Raw records:
____
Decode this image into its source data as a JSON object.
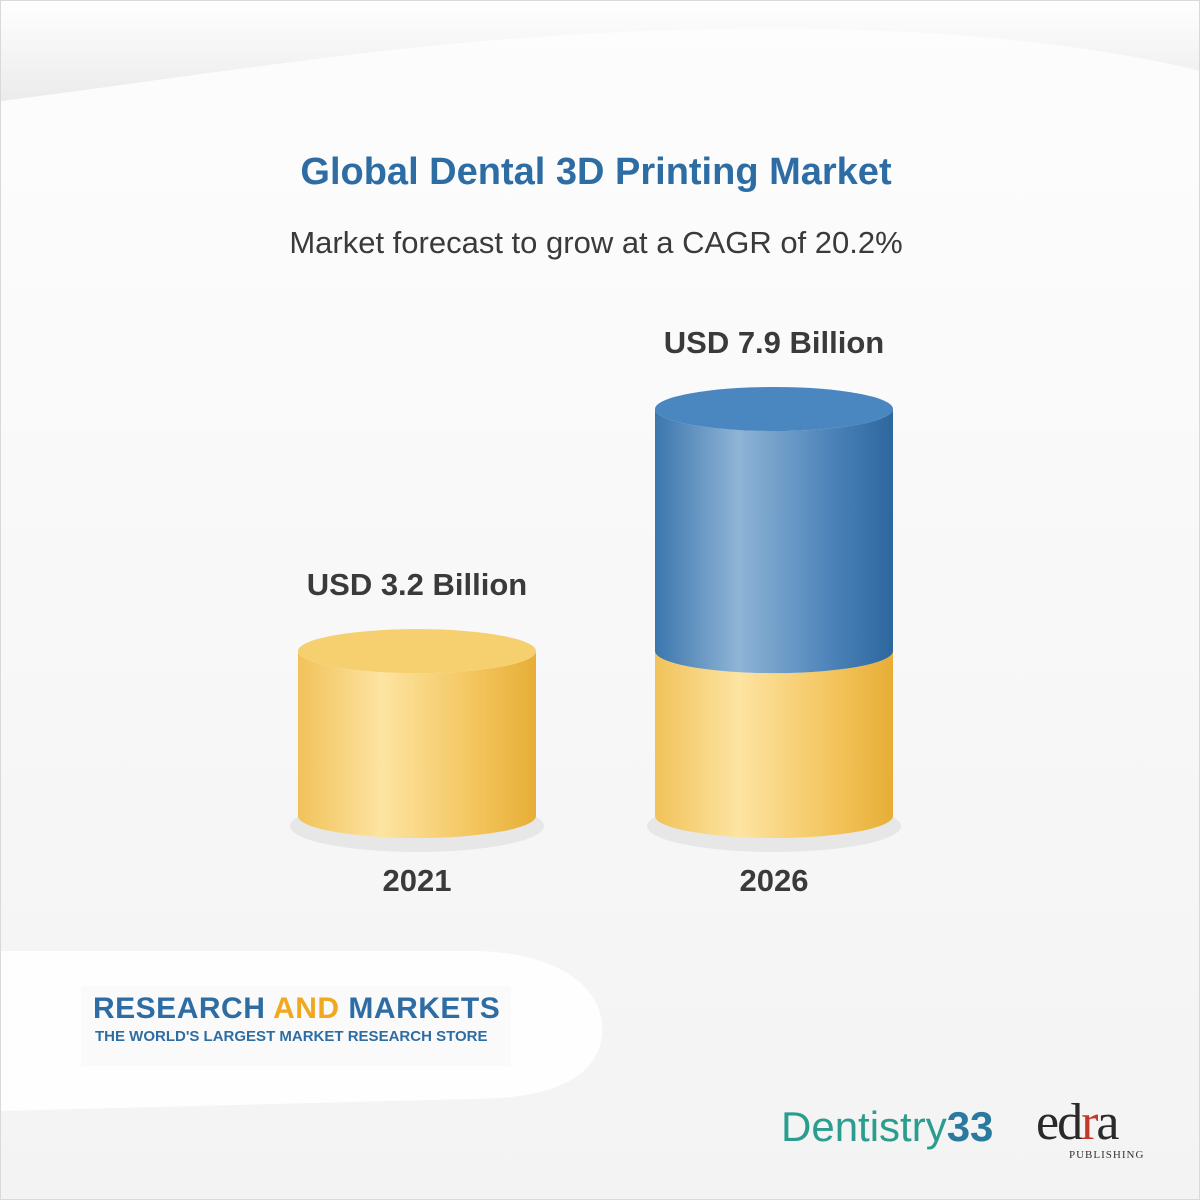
{
  "chart_data": {
    "type": "bar",
    "title": "Global Dental 3D Printing Market",
    "subtitle": "Market forecast to grow at a CAGR of 20.2%",
    "categories": [
      "2021",
      "2026"
    ],
    "values": [
      3.2,
      7.9
    ],
    "value_labels": [
      "USD 3.2 Billion",
      "USD 7.9 Billion"
    ],
    "ylim": [
      0,
      7.9
    ],
    "grid": false,
    "colors": {
      "base": "#f2c154",
      "growth": "#3f7fb3"
    }
  },
  "logos": {
    "research": {
      "line1a": "RESEARCH ",
      "line1b": "AND",
      "line1c": " MARKETS",
      "line2": "THE WORLD'S LARGEST MARKET RESEARCH STORE"
    },
    "dentistry": {
      "word": "Dentistry",
      "num": "33"
    },
    "edra": {
      "e": "e",
      "d": "d",
      "r": "r",
      "a": "a",
      "sub": "PUBLISHING"
    }
  }
}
____
* WORK INSTRUCTIONS *
Make an exact copy of the data, leaving its pictures out.

* OUTPUT FOR THIS TASK *
Decode this image into its source data as a JSON object.
{
  "chart_data": {
    "type": "bar",
    "title": "Global Dental 3D Printing Market",
    "subtitle": "Market forecast to grow at a CAGR of 20.2%",
    "categories": [
      "2021",
      "2026"
    ],
    "values": [
      3.2,
      7.9
    ],
    "value_labels": [
      "USD 3.2 Billion",
      "USD 7.9 Billion"
    ],
    "ylim": [
      0,
      7.9
    ],
    "grid": false,
    "colors": {
      "base": "#f2c154",
      "growth": "#3f7fb3"
    }
  },
  "logos": {
    "research": {
      "line1a": "RESEARCH ",
      "line1b": "AND",
      "line1c": " MARKETS",
      "line2": "THE WORLD'S LARGEST MARKET RESEARCH STORE"
    },
    "dentistry": {
      "word": "Dentistry",
      "num": "33"
    },
    "edra": {
      "e": "e",
      "d": "d",
      "r": "r",
      "a": "a",
      "sub": "PUBLISHING"
    }
  }
}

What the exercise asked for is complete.